Set task: Reproduce all entries word for word.

Records for the task:
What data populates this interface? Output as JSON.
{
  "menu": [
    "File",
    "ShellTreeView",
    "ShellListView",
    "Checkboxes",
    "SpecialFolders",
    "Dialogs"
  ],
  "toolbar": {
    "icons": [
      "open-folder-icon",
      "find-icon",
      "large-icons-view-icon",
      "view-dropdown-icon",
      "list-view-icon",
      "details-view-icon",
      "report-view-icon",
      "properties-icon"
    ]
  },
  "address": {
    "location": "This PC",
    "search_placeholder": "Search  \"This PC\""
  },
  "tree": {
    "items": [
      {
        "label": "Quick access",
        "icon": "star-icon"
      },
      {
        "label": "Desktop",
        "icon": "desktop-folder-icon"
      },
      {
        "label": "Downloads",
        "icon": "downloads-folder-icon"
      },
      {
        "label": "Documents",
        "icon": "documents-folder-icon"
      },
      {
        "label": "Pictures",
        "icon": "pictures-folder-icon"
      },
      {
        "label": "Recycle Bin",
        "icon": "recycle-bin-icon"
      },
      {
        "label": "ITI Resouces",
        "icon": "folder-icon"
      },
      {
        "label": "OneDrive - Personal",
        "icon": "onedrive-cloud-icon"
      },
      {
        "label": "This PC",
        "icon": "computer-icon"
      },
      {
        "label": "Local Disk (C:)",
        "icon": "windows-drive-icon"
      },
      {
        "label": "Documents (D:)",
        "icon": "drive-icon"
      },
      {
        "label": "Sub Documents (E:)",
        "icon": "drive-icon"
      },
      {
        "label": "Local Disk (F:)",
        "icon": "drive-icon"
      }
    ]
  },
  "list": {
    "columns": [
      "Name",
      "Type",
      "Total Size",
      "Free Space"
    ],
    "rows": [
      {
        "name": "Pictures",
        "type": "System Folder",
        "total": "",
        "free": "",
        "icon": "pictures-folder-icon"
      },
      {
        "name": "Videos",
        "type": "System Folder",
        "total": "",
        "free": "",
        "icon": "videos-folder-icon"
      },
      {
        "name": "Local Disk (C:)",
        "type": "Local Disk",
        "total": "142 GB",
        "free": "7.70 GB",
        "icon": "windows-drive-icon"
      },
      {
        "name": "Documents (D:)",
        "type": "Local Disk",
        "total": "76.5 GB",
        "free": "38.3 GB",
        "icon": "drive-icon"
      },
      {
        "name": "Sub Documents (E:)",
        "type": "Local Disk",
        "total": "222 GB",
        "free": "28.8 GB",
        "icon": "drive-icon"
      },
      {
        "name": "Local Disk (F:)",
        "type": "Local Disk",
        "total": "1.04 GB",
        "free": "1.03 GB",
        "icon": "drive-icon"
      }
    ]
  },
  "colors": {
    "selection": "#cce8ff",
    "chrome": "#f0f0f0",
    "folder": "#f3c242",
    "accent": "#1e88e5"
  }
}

Final result:
What data populates this interface? Output as JSON.
{
  "menu": [
    "File",
    "ShellTreeView",
    "ShellListView",
    "Checkboxes",
    "SpecialFolders",
    "Dialogs"
  ],
  "toolbar": {
    "icons": [
      "open-folder-icon",
      "find-icon",
      "large-icons-view-icon",
      "view-dropdown-icon",
      "list-view-icon",
      "details-view-icon",
      "report-view-icon",
      "properties-icon"
    ]
  },
  "address": {
    "location": "This PC",
    "search_placeholder": "Search  \"This PC\""
  },
  "tree": {
    "items": [
      {
        "label": "Quick access",
        "icon": "star-icon"
      },
      {
        "label": "Desktop",
        "icon": "desktop-folder-icon"
      },
      {
        "label": "Downloads",
        "icon": "downloads-folder-icon"
      },
      {
        "label": "Documents",
        "icon": "documents-folder-icon"
      },
      {
        "label": "Pictures",
        "icon": "pictures-folder-icon"
      },
      {
        "label": "Recycle Bin",
        "icon": "recycle-bin-icon"
      },
      {
        "label": "ITI Resouces",
        "icon": "folder-icon"
      },
      {
        "label": "OneDrive - Personal",
        "icon": "onedrive-cloud-icon"
      },
      {
        "label": "This PC",
        "icon": "computer-icon"
      },
      {
        "label": "Local Disk (C:)",
        "icon": "windows-drive-icon"
      },
      {
        "label": "Documents (D:)",
        "icon": "drive-icon"
      },
      {
        "label": "Sub Documents (E:)",
        "icon": "drive-icon"
      },
      {
        "label": "Local Disk (F:)",
        "icon": "drive-icon"
      }
    ]
  },
  "list": {
    "columns": [
      "Name",
      "Type",
      "Total Size",
      "Free Space"
    ],
    "rows": [
      {
        "name": "Pictures",
        "type": "System Folder",
        "total": "",
        "free": "",
        "icon": "pictures-folder-icon"
      },
      {
        "name": "Videos",
        "type": "System Folder",
        "total": "",
        "free": "",
        "icon": "videos-folder-icon"
      },
      {
        "name": "Local Disk (C:)",
        "type": "Local Disk",
        "total": "142 GB",
        "free": "7.70 GB",
        "icon": "windows-drive-icon"
      },
      {
        "name": "Documents (D:)",
        "type": "Local Disk",
        "total": "76.5 GB",
        "free": "38.3 GB",
        "icon": "drive-icon"
      },
      {
        "name": "Sub Documents (E:)",
        "type": "Local Disk",
        "total": "222 GB",
        "free": "28.8 GB",
        "icon": "drive-icon"
      },
      {
        "name": "Local Disk (F:)",
        "type": "Local Disk",
        "total": "1.04 GB",
        "free": "1.03 GB",
        "icon": "drive-icon"
      }
    ]
  },
  "colors": {
    "selection": "#cce8ff",
    "chrome": "#f0f0f0",
    "folder": "#f3c242",
    "accent": "#1e88e5"
  }
}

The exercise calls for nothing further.